> WHAT IS NEEDED: Quote the entries below word for word, starting at the line containing "List each element" and ending at the line containing "taskbar-apps: ▣ ▬". Leave the pictures out.

> DATASET:

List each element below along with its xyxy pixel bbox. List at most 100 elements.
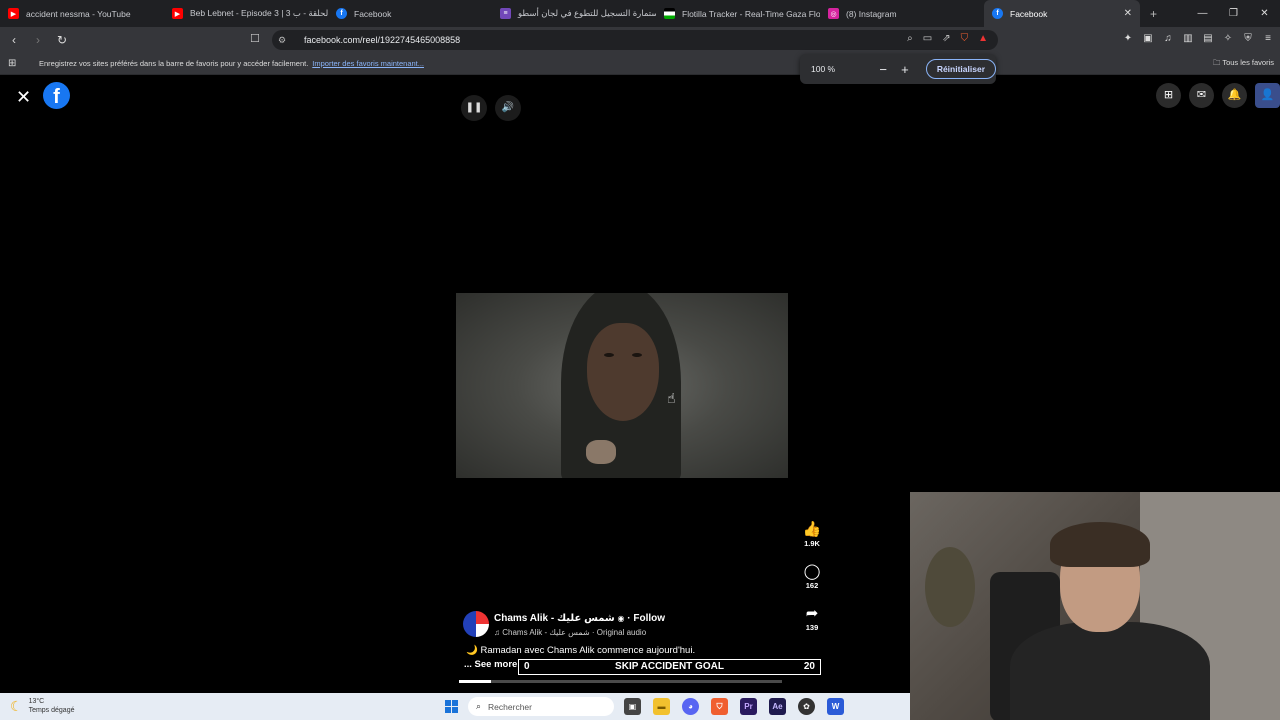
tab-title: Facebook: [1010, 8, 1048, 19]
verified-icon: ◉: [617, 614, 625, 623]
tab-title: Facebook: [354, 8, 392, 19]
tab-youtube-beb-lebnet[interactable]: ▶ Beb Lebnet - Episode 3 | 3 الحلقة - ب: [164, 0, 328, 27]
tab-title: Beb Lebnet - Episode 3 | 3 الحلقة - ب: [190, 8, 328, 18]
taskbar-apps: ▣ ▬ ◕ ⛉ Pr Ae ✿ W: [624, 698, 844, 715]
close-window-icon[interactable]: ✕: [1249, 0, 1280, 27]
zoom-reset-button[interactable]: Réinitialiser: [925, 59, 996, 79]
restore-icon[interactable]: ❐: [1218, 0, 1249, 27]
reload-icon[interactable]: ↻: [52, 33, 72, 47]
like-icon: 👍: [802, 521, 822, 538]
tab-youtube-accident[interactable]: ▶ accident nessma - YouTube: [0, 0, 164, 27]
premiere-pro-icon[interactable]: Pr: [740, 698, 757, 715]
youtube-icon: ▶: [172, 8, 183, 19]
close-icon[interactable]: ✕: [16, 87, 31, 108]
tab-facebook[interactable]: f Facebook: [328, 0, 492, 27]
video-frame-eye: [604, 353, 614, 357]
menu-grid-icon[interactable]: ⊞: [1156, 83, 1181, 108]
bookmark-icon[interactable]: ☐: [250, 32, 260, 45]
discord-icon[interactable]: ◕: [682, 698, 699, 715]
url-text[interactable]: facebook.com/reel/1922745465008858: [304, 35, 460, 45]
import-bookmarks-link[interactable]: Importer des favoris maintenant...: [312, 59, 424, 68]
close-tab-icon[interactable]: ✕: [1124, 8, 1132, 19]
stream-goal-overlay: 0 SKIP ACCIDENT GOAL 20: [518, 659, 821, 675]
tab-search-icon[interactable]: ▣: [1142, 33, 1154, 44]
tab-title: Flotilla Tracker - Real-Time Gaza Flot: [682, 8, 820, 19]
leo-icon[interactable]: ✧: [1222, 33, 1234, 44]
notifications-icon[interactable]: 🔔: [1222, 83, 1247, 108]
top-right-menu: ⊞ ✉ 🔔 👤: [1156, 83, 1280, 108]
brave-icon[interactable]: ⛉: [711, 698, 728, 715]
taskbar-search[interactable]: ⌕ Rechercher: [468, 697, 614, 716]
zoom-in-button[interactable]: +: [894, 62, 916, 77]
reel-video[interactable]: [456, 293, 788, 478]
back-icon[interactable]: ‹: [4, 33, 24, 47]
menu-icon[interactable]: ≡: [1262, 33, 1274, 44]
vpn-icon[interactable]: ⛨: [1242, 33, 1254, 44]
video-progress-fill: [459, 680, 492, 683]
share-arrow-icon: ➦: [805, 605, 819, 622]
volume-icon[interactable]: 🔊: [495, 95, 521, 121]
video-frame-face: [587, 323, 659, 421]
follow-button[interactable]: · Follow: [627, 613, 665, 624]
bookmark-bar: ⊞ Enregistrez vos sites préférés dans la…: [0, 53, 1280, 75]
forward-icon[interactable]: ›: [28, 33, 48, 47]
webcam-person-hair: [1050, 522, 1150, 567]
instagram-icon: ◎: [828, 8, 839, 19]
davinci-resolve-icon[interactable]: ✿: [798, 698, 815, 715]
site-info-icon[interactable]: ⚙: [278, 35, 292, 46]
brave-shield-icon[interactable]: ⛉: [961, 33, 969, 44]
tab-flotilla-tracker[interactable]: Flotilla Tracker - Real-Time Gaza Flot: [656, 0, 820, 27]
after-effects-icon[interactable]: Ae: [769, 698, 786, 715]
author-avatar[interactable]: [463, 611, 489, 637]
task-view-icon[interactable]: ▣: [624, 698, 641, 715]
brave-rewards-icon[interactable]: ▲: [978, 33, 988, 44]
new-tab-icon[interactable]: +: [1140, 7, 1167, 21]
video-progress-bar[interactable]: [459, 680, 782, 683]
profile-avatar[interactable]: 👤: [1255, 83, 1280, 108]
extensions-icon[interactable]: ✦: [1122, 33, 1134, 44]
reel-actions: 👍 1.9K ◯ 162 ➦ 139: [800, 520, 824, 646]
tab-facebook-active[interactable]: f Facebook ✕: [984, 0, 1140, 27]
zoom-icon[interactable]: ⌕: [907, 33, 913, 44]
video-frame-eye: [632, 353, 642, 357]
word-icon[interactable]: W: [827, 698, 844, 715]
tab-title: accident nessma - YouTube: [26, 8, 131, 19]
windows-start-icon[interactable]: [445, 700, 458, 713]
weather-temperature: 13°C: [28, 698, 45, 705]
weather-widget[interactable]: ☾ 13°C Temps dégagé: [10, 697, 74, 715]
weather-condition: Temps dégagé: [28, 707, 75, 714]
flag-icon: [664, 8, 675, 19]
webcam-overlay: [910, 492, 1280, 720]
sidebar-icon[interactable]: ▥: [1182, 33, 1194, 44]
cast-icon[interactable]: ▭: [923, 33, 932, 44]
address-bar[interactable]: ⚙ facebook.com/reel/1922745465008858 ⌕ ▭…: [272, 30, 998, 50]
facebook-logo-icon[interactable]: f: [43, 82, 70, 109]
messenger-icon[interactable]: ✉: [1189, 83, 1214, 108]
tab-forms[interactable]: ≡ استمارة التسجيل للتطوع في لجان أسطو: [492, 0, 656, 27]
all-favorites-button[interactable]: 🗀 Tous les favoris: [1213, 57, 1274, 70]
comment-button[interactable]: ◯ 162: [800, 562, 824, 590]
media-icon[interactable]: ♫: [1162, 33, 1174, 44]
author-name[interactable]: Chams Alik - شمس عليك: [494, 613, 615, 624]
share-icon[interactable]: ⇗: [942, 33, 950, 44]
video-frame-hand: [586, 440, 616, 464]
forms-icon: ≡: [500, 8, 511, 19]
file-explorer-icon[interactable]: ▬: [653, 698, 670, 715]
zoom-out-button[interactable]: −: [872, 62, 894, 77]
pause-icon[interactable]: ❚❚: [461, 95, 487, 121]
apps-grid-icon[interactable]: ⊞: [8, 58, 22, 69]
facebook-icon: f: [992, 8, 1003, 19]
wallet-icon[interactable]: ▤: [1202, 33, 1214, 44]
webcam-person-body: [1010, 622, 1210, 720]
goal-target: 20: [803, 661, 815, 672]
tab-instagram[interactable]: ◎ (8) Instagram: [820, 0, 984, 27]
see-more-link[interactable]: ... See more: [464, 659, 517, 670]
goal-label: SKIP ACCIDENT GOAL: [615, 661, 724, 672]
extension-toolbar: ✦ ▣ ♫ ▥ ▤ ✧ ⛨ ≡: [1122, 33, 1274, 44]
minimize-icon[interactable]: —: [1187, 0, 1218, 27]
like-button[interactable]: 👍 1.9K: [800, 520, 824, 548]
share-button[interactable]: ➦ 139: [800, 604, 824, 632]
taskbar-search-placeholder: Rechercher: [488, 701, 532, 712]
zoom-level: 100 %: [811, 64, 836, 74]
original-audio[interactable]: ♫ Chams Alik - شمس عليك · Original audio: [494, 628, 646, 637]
--
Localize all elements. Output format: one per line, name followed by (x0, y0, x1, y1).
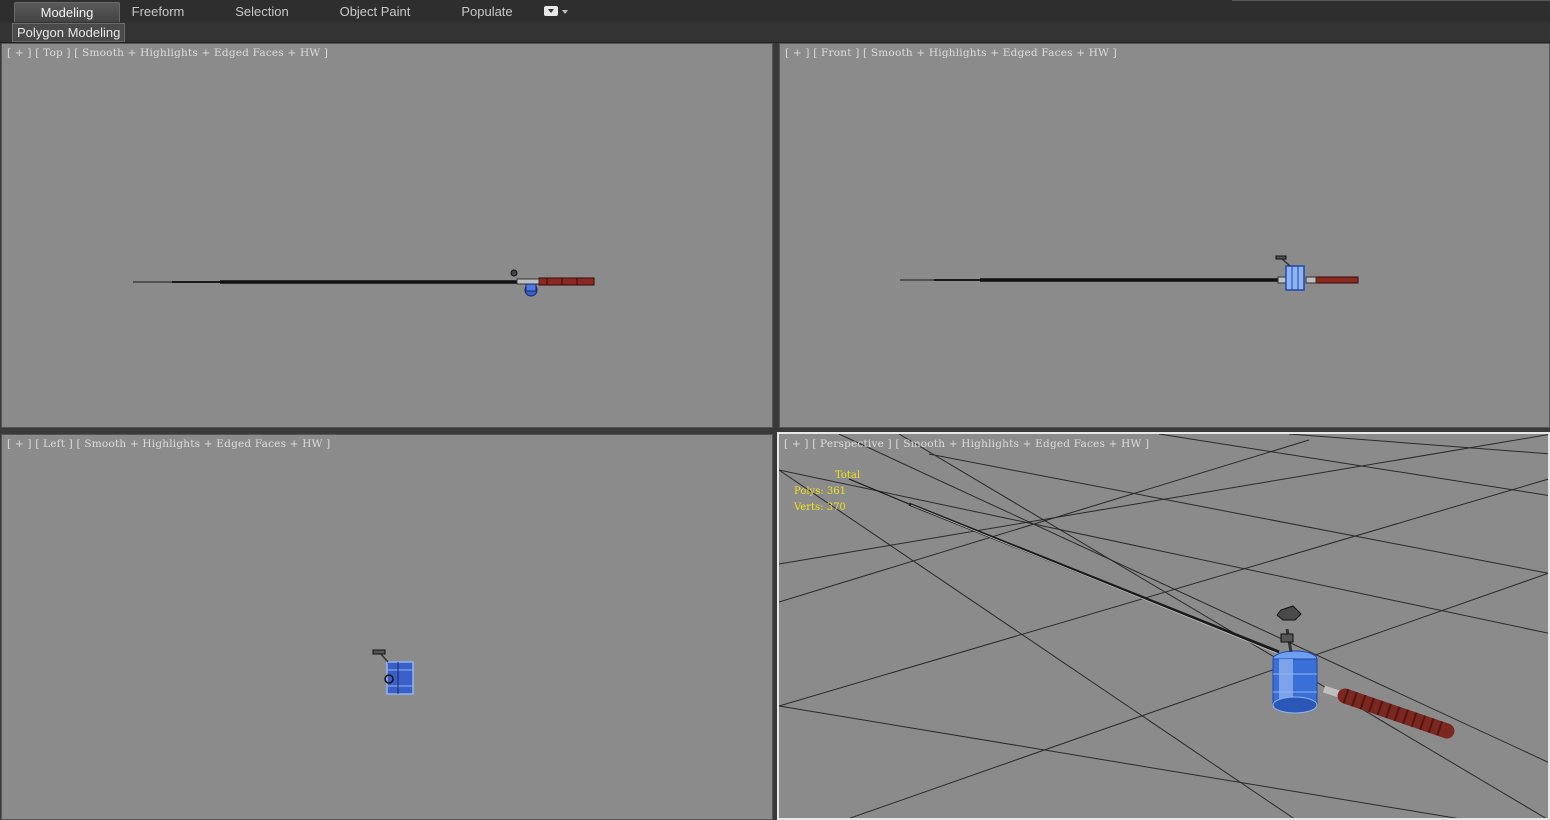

> RESPONSE TO THIS TASK:
List each element below along with its xyxy pixel bbox. List at most 100 elements.
tab-title: Facebook: [1010, 8, 1048, 19]
verified-icon: ◉: [617, 614, 625, 623]
tab-title: Facebook: [354, 8, 392, 19]
tab-youtube-beb-lebnet[interactable]: ▶ Beb Lebnet - Episode 3 | 3 الحلقة - ب: [164, 0, 328, 27]
tab-title: Beb Lebnet - Episode 3 | 3 الحلقة - ب: [190, 8, 328, 18]
taskbar-apps: ▣ ▬ ◕ ⛉ Pr Ae ✿ W: [624, 698, 844, 715]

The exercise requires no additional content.